Stored data:
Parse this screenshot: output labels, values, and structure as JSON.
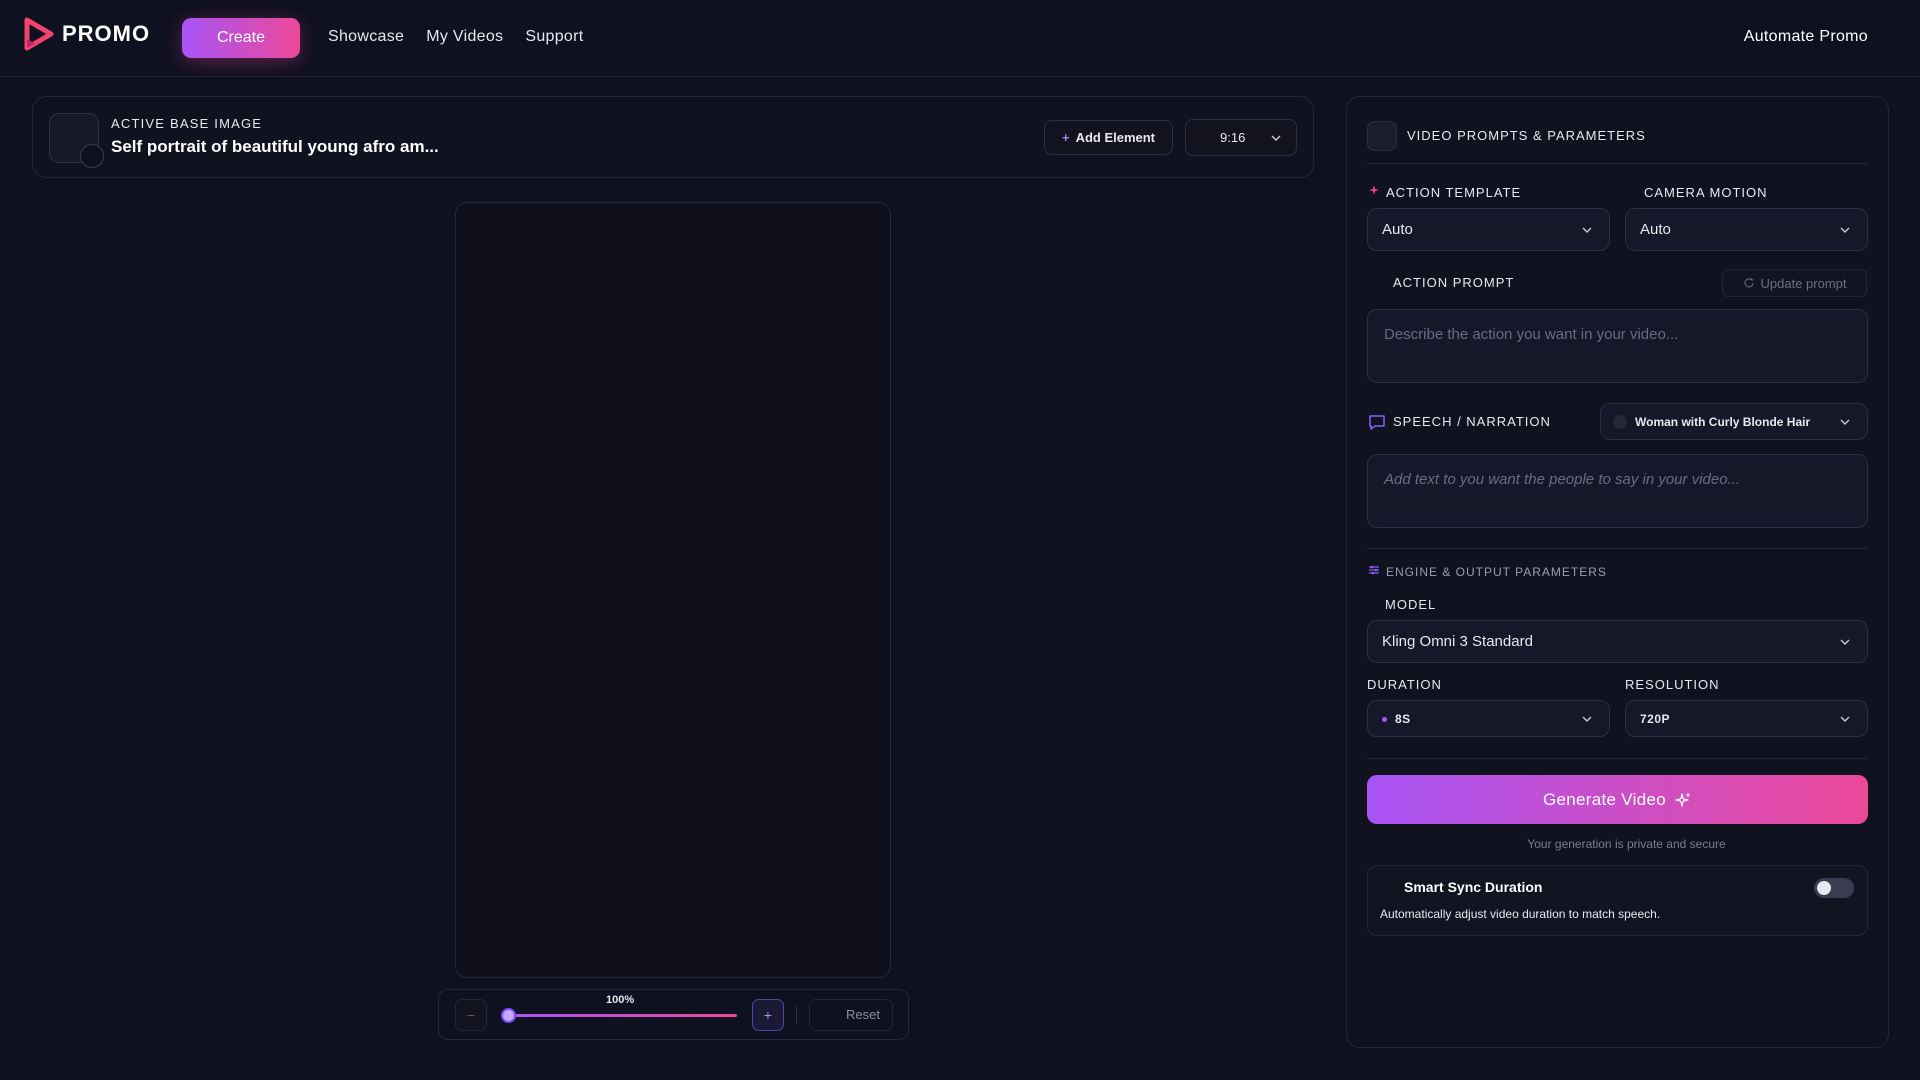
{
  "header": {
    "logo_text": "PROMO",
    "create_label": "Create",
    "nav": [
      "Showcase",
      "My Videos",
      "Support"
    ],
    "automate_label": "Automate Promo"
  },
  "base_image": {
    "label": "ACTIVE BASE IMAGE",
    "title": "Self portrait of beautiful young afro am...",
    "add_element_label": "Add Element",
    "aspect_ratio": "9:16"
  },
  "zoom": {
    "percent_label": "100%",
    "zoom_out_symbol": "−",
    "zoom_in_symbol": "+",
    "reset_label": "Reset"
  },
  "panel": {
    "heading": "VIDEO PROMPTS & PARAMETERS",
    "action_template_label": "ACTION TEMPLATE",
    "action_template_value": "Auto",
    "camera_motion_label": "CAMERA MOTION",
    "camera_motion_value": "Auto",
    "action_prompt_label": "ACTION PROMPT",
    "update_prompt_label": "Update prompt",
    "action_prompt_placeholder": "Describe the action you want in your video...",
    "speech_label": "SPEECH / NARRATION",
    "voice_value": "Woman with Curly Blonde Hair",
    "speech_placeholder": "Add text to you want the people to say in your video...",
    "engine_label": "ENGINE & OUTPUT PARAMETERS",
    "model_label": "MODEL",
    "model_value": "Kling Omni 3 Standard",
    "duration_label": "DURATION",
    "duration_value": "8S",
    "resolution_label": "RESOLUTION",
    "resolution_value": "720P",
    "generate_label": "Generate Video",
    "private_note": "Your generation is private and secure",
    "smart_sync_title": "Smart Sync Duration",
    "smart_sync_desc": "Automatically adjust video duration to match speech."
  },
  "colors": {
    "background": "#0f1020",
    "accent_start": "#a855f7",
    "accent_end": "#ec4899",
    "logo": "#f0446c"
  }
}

— WRITTEN PROBLEM —
Print all entries exactly. The images do not belong in the copy.

— EXERCISE RESPONSE —
Parse this screenshot: output labels, values, and structure as JSON.
{
  "header": {
    "logo_text": "PROMO",
    "create_label": "Create",
    "nav": [
      "Showcase",
      "My Videos",
      "Support"
    ],
    "automate_label": "Automate Promo"
  },
  "base_image": {
    "label": "ACTIVE BASE IMAGE",
    "title": "Self portrait of beautiful young afro am...",
    "add_element_label": "Add Element",
    "aspect_ratio": "9:16"
  },
  "zoom": {
    "percent_label": "100%",
    "zoom_out_symbol": "−",
    "zoom_in_symbol": "+",
    "reset_label": "Reset"
  },
  "panel": {
    "heading": "VIDEO PROMPTS & PARAMETERS",
    "action_template_label": "ACTION TEMPLATE",
    "action_template_value": "Auto",
    "camera_motion_label": "CAMERA MOTION",
    "camera_motion_value": "Auto",
    "action_prompt_label": "ACTION PROMPT",
    "update_prompt_label": "Update prompt",
    "action_prompt_placeholder": "Describe the action you want in your video...",
    "speech_label": "SPEECH / NARRATION",
    "voice_value": "Woman with Curly Blonde Hair",
    "speech_placeholder": "Add text to you want the people to say in your video...",
    "engine_label": "ENGINE & OUTPUT PARAMETERS",
    "model_label": "MODEL",
    "model_value": "Kling Omni 3 Standard",
    "duration_label": "DURATION",
    "duration_value": "8S",
    "resolution_label": "RESOLUTION",
    "resolution_value": "720P",
    "generate_label": "Generate Video",
    "private_note": "Your generation is private and secure",
    "smart_sync_title": "Smart Sync Duration",
    "smart_sync_desc": "Automatically adjust video duration to match speech."
  },
  "colors": {
    "background": "#0f1020",
    "accent_start": "#a855f7",
    "accent_end": "#ec4899",
    "logo": "#f0446c"
  }
}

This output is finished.